# TASK DETAILS:
Rewrite the records below with every occurrence of "info-label" renamed to "field-label". Leave everything else unchanged.
=== PROVIDED DATA ===
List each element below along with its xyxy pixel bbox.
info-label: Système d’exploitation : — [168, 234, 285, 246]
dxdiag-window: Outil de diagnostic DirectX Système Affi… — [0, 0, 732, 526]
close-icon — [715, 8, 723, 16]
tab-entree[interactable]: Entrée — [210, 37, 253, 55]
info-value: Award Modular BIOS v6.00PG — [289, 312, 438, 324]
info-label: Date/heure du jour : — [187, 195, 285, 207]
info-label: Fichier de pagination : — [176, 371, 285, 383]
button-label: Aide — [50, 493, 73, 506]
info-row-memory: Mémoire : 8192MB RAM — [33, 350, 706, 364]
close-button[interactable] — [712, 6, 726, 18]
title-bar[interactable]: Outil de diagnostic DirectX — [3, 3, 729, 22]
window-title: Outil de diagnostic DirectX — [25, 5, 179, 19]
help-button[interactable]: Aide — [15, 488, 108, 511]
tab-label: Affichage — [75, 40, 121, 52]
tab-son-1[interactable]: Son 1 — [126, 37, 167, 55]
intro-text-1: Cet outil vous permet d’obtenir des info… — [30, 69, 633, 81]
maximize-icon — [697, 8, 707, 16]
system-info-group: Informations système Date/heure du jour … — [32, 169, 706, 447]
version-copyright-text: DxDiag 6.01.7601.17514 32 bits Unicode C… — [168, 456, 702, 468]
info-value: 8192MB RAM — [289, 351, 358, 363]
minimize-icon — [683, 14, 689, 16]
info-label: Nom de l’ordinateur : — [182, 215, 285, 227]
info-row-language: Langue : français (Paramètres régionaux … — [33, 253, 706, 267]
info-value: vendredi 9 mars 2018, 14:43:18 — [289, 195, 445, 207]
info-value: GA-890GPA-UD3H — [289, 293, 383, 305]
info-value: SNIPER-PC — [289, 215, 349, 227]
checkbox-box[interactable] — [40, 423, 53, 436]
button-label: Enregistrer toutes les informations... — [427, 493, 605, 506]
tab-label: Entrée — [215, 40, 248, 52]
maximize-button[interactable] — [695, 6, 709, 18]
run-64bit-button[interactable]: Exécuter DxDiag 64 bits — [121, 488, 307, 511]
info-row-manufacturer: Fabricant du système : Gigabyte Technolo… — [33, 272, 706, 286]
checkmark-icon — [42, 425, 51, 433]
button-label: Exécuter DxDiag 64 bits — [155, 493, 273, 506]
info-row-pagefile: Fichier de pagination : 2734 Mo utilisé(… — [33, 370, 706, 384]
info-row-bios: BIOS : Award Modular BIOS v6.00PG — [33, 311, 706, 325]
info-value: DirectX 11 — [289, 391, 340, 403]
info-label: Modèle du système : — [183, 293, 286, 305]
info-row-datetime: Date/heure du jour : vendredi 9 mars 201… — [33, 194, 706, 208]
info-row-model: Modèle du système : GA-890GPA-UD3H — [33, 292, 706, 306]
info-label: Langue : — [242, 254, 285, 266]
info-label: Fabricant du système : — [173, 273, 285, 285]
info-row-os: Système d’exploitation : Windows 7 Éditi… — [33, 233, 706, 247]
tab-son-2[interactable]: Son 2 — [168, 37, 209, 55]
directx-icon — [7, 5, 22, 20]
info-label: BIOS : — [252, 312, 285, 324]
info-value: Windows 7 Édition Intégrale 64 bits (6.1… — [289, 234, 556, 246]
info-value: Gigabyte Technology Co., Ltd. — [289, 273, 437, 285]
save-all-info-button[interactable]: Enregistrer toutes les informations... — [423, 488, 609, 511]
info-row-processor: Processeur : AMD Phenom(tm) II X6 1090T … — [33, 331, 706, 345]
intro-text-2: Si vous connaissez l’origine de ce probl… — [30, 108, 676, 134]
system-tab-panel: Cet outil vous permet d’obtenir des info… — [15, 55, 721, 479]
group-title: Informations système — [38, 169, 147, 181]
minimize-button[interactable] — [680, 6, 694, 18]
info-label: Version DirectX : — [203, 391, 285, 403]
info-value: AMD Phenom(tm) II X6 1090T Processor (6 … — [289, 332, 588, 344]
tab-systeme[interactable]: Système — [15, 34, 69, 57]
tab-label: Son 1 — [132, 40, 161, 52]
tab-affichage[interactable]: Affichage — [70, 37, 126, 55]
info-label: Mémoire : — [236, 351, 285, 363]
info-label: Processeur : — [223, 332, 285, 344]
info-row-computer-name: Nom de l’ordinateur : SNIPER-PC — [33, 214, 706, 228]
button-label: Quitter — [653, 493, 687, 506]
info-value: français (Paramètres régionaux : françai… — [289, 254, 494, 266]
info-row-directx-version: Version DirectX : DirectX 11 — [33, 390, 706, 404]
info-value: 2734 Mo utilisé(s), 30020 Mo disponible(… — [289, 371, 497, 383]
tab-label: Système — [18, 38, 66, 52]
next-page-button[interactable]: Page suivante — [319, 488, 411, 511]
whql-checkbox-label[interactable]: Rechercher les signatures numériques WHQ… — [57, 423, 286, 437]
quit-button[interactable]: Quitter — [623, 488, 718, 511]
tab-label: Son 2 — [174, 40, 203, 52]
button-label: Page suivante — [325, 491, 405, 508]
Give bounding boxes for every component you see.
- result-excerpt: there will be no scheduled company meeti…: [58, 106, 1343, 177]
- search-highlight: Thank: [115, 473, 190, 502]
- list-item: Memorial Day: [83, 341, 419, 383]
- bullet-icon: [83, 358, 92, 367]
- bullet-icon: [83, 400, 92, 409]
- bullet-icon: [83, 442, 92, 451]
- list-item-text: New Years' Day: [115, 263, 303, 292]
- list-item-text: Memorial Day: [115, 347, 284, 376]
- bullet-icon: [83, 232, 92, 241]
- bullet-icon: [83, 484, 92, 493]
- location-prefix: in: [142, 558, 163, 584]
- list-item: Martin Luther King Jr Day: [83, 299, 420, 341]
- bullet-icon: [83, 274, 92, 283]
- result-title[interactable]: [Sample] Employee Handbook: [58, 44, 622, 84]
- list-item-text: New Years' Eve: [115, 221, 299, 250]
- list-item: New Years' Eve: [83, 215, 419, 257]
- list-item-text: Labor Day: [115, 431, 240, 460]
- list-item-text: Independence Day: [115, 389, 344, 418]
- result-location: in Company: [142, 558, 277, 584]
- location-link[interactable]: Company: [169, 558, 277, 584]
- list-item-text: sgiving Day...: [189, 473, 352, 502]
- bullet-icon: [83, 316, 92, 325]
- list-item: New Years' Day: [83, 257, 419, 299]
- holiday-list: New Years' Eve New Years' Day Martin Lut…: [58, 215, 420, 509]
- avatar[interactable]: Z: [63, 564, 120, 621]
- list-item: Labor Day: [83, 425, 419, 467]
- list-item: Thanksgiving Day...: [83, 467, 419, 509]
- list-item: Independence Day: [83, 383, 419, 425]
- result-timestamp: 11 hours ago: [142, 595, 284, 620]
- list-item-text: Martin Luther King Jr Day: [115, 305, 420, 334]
===
# TASK RESPONSE:
List each element below along with its xyxy pixel bbox.
field-label: Système d’exploitation : — [168, 234, 285, 246]
dxdiag-window: Outil de diagnostic DirectX Système Affi… — [0, 0, 732, 526]
close-icon — [715, 8, 723, 16]
tab-entree[interactable]: Entrée — [210, 37, 253, 55]
info-value: Award Modular BIOS v6.00PG — [289, 312, 438, 324]
field-label: Date/heure du jour : — [187, 195, 285, 207]
field-label: Fichier de pagination : — [176, 371, 285, 383]
button-label: Aide — [50, 493, 73, 506]
info-row-memory: Mémoire : 8192MB RAM — [33, 350, 706, 364]
close-button[interactable] — [712, 6, 726, 18]
title-bar[interactable]: Outil de diagnostic DirectX — [3, 3, 729, 22]
window-title: Outil de diagnostic DirectX — [25, 5, 179, 19]
help-button[interactable]: Aide — [15, 488, 108, 511]
tab-label: Affichage — [75, 40, 121, 52]
tab-son-1[interactable]: Son 1 — [126, 37, 167, 55]
intro-text-1: Cet outil vous permet d’obtenir des info… — [30, 69, 633, 81]
maximize-icon — [697, 8, 707, 16]
system-info-group: Informations système Date/heure du jour … — [32, 169, 706, 447]
version-copyright-text: DxDiag 6.01.7601.17514 32 bits Unicode C… — [168, 456, 702, 468]
info-value: 8192MB RAM — [289, 351, 358, 363]
minimize-icon — [683, 14, 689, 16]
field-label: Nom de l’ordinateur : — [182, 215, 285, 227]
info-row-language: Langue : français (Paramètres régionaux … — [33, 253, 706, 267]
info-value: vendredi 9 mars 2018, 14:43:18 — [289, 195, 445, 207]
info-value: GA-890GPA-UD3H — [289, 293, 383, 305]
info-value: SNIPER-PC — [289, 215, 349, 227]
checkbox-box[interactable] — [40, 423, 53, 436]
button-label: Enregistrer toutes les informations... — [427, 493, 605, 506]
tab-label: Entrée — [215, 40, 248, 52]
maximize-button[interactable] — [695, 6, 709, 18]
run-64bit-button[interactable]: Exécuter DxDiag 64 bits — [121, 488, 307, 511]
info-row-manufacturer: Fabricant du système : Gigabyte Technolo… — [33, 272, 706, 286]
checkmark-icon — [42, 425, 51, 433]
button-label: Exécuter DxDiag 64 bits — [155, 493, 273, 506]
info-row-pagefile: Fichier de pagination : 2734 Mo utilisé(… — [33, 370, 706, 384]
info-row-bios: BIOS : Award Modular BIOS v6.00PG — [33, 311, 706, 325]
info-value: DirectX 11 — [289, 391, 340, 403]
field-label: Modèle du système : — [183, 293, 286, 305]
info-row-datetime: Date/heure du jour : vendredi 9 mars 201… — [33, 194, 706, 208]
info-row-model: Modèle du système : GA-890GPA-UD3H — [33, 292, 706, 306]
field-label: Langue : — [242, 254, 285, 266]
field-label: Fabricant du système : — [173, 273, 285, 285]
info-row-os: Système d’exploitation : Windows 7 Éditi… — [33, 233, 706, 247]
tab-son-2[interactable]: Son 2 — [168, 37, 209, 55]
directx-icon — [7, 5, 22, 20]
field-label: BIOS : — [252, 312, 285, 324]
info-value: Windows 7 Édition Intégrale 64 bits (6.1… — [289, 234, 556, 246]
info-value: Gigabyte Technology Co., Ltd. — [289, 273, 437, 285]
save-all-info-button[interactable]: Enregistrer toutes les informations... — [423, 488, 609, 511]
info-row-processor: Processeur : AMD Phenom(tm) II X6 1090T … — [33, 331, 706, 345]
intro-text-2: Si vous connaissez l’origine de ce probl… — [30, 108, 676, 134]
system-tab-panel: Cet outil vous permet d’obtenir des info… — [15, 55, 721, 479]
group-title: Informations système — [38, 169, 147, 181]
minimize-button[interactable] — [680, 6, 694, 18]
field-label: Version DirectX : — [203, 391, 285, 403]
info-value: AMD Phenom(tm) II X6 1090T Processor (6 … — [289, 332, 588, 344]
tab-systeme[interactable]: Système — [15, 34, 69, 57]
tab-label: Son 1 — [132, 40, 161, 52]
tab-affichage[interactable]: Affichage — [70, 37, 126, 55]
field-label: Mémoire : — [236, 351, 285, 363]
field-label: Processeur : — [223, 332, 285, 344]
info-row-computer-name: Nom de l’ordinateur : SNIPER-PC — [33, 214, 706, 228]
button-label: Quitter — [653, 493, 687, 506]
info-value: français (Paramètres régionaux : françai… — [289, 254, 494, 266]
info-row-directx-version: Version DirectX : DirectX 11 — [33, 390, 706, 404]
info-value: 2734 Mo utilisé(s), 30020 Mo disponible(… — [289, 371, 497, 383]
tab-label: Système — [18, 38, 66, 52]
next-page-button[interactable]: Page suivante — [319, 488, 411, 511]
whql-checkbox-label[interactable]: Rechercher les signatures numériques WHQ… — [57, 423, 286, 437]
quit-button[interactable]: Quitter — [623, 488, 718, 511]
tab-label: Son 2 — [174, 40, 203, 52]
button-label: Page suivante — [325, 491, 405, 508]
Give bounding boxes for every component you see.
- result-excerpt: there will be no scheduled company meeti…: [58, 106, 1343, 177]
- search-highlight: Thank: [115, 473, 190, 502]
- list-item: Memorial Day: [83, 341, 419, 383]
- bullet-icon: [83, 358, 92, 367]
- bullet-icon: [83, 400, 92, 409]
- bullet-icon: [83, 442, 92, 451]
- list-item-text: New Years' Day: [115, 263, 303, 292]
- list-item-text: Memorial Day: [115, 347, 284, 376]
- bullet-icon: [83, 232, 92, 241]
- bullet-icon: [83, 484, 92, 493]
- location-prefix: in: [142, 558, 163, 584]
- list-item: Martin Luther King Jr Day: [83, 299, 420, 341]
- bullet-icon: [83, 274, 92, 283]
- result-title[interactable]: [Sample] Employee Handbook: [58, 44, 622, 84]
- list-item-text: New Years' Eve: [115, 221, 299, 250]
- list-item: New Years' Eve: [83, 215, 419, 257]
- list-item-text: Labor Day: [115, 431, 240, 460]
- list-item-text: Independence Day: [115, 389, 344, 418]
- result-location: in Company: [142, 558, 277, 584]
- location-link[interactable]: Company: [169, 558, 277, 584]
- list-item-text: sgiving Day...: [189, 473, 352, 502]
- bullet-icon: [83, 316, 92, 325]
- list-item: New Years' Day: [83, 257, 419, 299]
- holiday-list: New Years' Eve New Years' Day Martin Lut…: [58, 215, 420, 509]
- avatar[interactable]: Z: [63, 564, 120, 621]
- list-item: Labor Day: [83, 425, 419, 467]
- list-item: Thanksgiving Day...: [83, 467, 419, 509]
- list-item: Independence Day: [83, 383, 419, 425]
- result-timestamp: 11 hours ago: [142, 595, 284, 620]
- list-item-text: Martin Luther King Jr Day: [115, 305, 420, 334]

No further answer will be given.